→ **Job**
Write out the material exactly. Do not include the pictures.

* Begin Excerpted data *

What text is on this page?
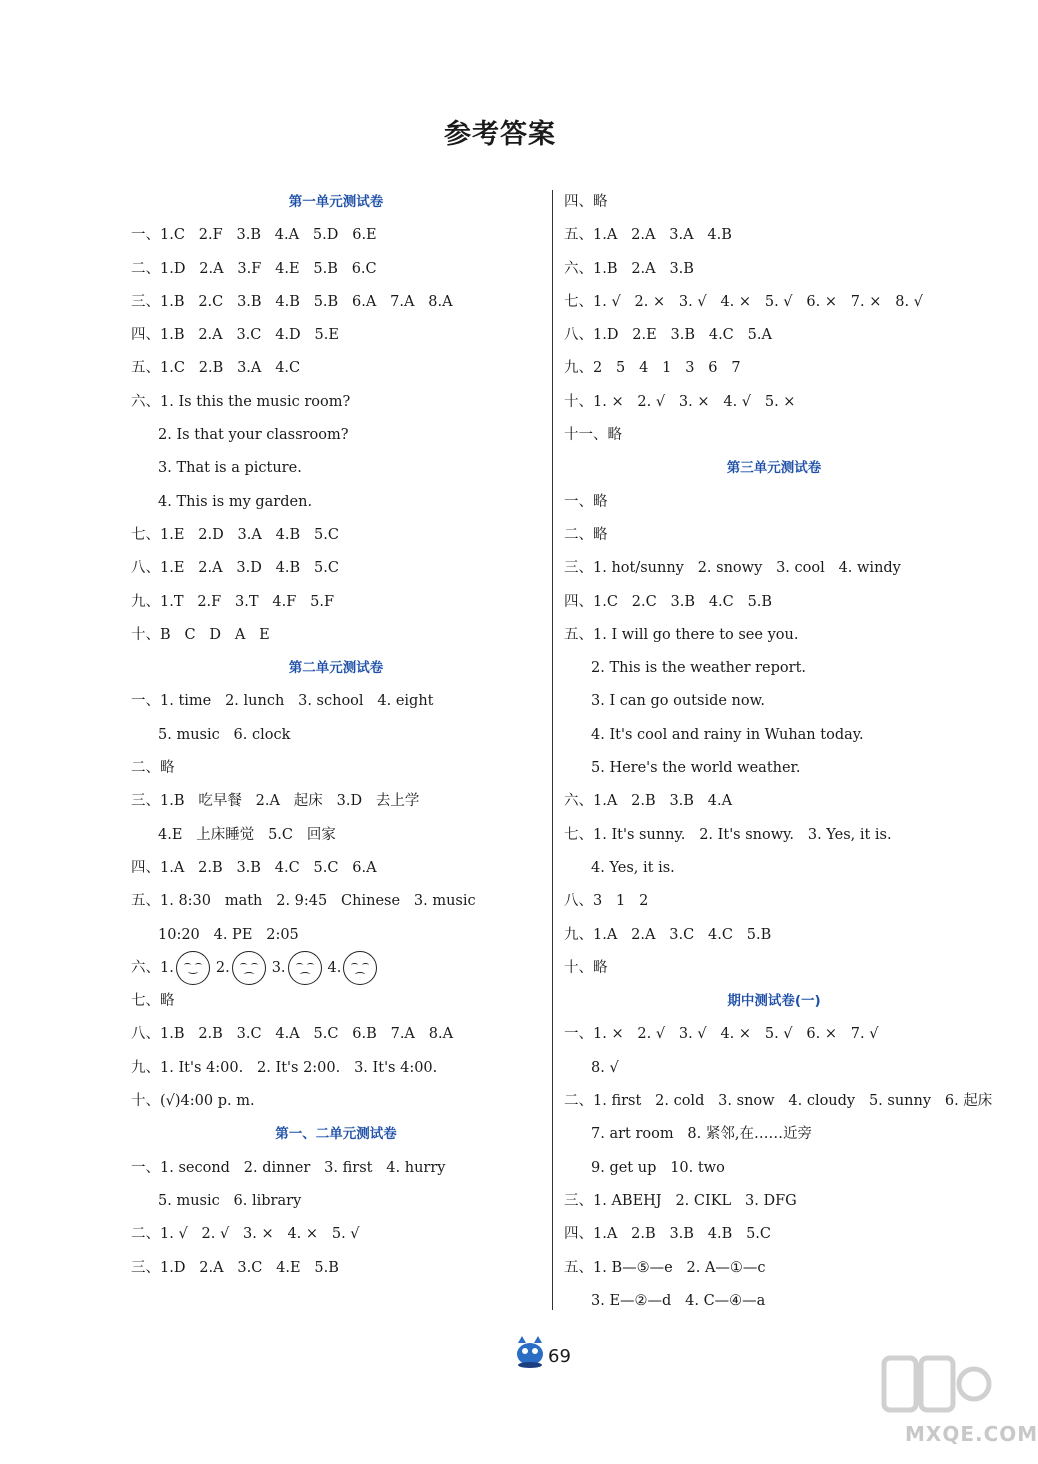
参考答案
第一单元测试卷
一、1.C   2.F   3.B   4.A   5.D   6.E
二、1.D   2.A   3.F   4.E   5.B   6.C
三、1.B   2.C   3.B   4.B   5.B   6.A   7.A   8.A
四、1.B   2.A   3.C   4.D   5.E
五、1.C   2.B   3.A   4.C
六、1. Is this the music room?
2. Is that your classroom?
3. That is a picture.
4. This is my garden.
七、1.E   2.D   3.A   4.B   5.C
八、1.E   2.A   3.D   4.B   5.C
九、1.T   2.F   3.T   4.F   5.F
十、B   C   D   A   E
第二单元测试卷
一、1. time   2. lunch   3. school   4. eight
5. music   6. clock
二、略
三、1.B   吃早餐   2.A   起床   3.D   去上学
4.E   上床睡觉   5.C   回家
四、1.A   2.B   3.B   4.C   5.C   6.A
五、1. 8:30   math   2. 9:45   Chinese   3. music
10:20   4. PE   2:05
六、1.	2.	3.	4.
七、略
八、1.B   2.B   3.C   4.A   5.C   6.B   7.A   8.A
九、1. It's 4:00.   2. It's 2:00.   3. It's 4:00.
十、(√)4:00 p. m.
第一、二单元测试卷
一、1. second   2. dinner   3. first   4. hurry
5. music   6. library
二、1. √   2. √   3. ×   4. ×   5. √
三、1.D   2.A   3.C   4.E   5.B
四、略
五、1.A   2.A   3.A   4.B
六、1.B   2.A   3.B
七、1. √   2. ×   3. √   4. ×   5. √   6. ×   7. ×   8. √
八、1.D   2.E   3.B   4.C   5.A
九、2   5   4   1   3   6   7
十、1. ×   2. √   3. ×   4. √   5. ×
十一、略
第三单元测试卷
一、略
二、略
三、1. hot/sunny   2. snowy   3. cool   4. windy
四、1.C   2.C   3.B   4.C   5.B
五、1. I will go there to see you.
2. This is the weather report.
3. I can go outside now.
4. It's cool and rainy in Wuhan today.
5. Here's the world weather.
六、1.A   2.B   3.B   4.A
七、1. It's sunny.   2. It's snowy.   3. Yes, it is.
4. Yes, it is.
八、3   1   2
九、1.A   2.A   3.C   4.C   5.B
十、略
期中测试卷(一)
一、1. ×   2. √   3. √   4. ×   5. √   6. ×   7. √
8. √
二、1. first   2. cold   3. snow   4. cloudy   5. sunny   6. 起床
7. art room   8. 紧邻,在……近旁
9. get up   10. two
三、1. ABEHJ   2. CIKL   3. DFG
四、1.A   2.B   3.B   4.B   5.C
五、1. B—⑤—e   2. A—①—c
3. E—②—d   4. C—④—a
69
MXQE.COM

* End Excerpted data *

→ **Task output**
What text is on this page?
参考答案
第一单元测试卷
一、1.C   2.F   3.B   4.A   5.D   6.E
二、1.D   2.A   3.F   4.E   5.B   6.C
三、1.B   2.C   3.B   4.B   5.B   6.A   7.A   8.A
四、1.B   2.A   3.C   4.D   5.E
五、1.C   2.B   3.A   4.C
六、1. Is this the music room?
2. Is that your classroom?
3. That is a picture.
4. This is my garden.
七、1.E   2.D   3.A   4.B   5.C
八、1.E   2.A   3.D   4.B   5.C
九、1.T   2.F   3.T   4.F   5.F
十、B   C   D   A   E
第二单元测试卷
一、1. time   2. lunch   3. school   4. eight
5. music   6. clock
二、略
三、1.B   吃早餐   2.A   起床   3.D   去上学
4.E   上床睡觉   5.C   回家
四、1.A   2.B   3.B   4.C   5.C   6.A
五、1. 8:30   math   2. 9:45   Chinese   3. music
10:20   4. PE   2:05
六、1.	2.	3.	4.
七、略
八、1.B   2.B   3.C   4.A   5.C   6.B   7.A   8.A
九、1. It's 4:00.   2. It's 2:00.   3. It's 4:00.
十、(√)4:00 p. m.
第一、二单元测试卷
一、1. second   2. dinner   3. first   4. hurry
5. music   6. library
二、1. √   2. √   3. ×   4. ×   5. √
三、1.D   2.A   3.C   4.E   5.B
四、略
五、1.A   2.A   3.A   4.B
六、1.B   2.A   3.B
七、1. √   2. ×   3. √   4. ×   5. √   6. ×   7. ×   8. √
八、1.D   2.E   3.B   4.C   5.A
九、2   5   4   1   3   6   7
十、1. ×   2. √   3. ×   4. √   5. ×
十一、略
第三单元测试卷
一、略
二、略
三、1. hot/sunny   2. snowy   3. cool   4. windy
四、1.C   2.C   3.B   4.C   5.B
五、1. I will go there to see you.
2. This is the weather report.
3. I can go outside now.
4. It's cool and rainy in Wuhan today.
5. Here's the world weather.
六、1.A   2.B   3.B   4.A
七、1. It's sunny.   2. It's snowy.   3. Yes, it is.
4. Yes, it is.
八、3   1   2
九、1.A   2.A   3.C   4.C   5.B
十、略
期中测试卷(一)
一、1. ×   2. √   3. √   4. ×   5. √   6. ×   7. √
8. √
二、1. first   2. cold   3. snow   4. cloudy   5. sunny   6. 起床
7. art room   8. 紧邻,在……近旁
9. get up   10. two
三、1. ABEHJ   2. CIKL   3. DFG
四、1.A   2.B   3.B   4.B   5.C
五、1. B—⑤—e   2. A—①—c
3. E—②—d   4. C—④—a
69
MXQE.COM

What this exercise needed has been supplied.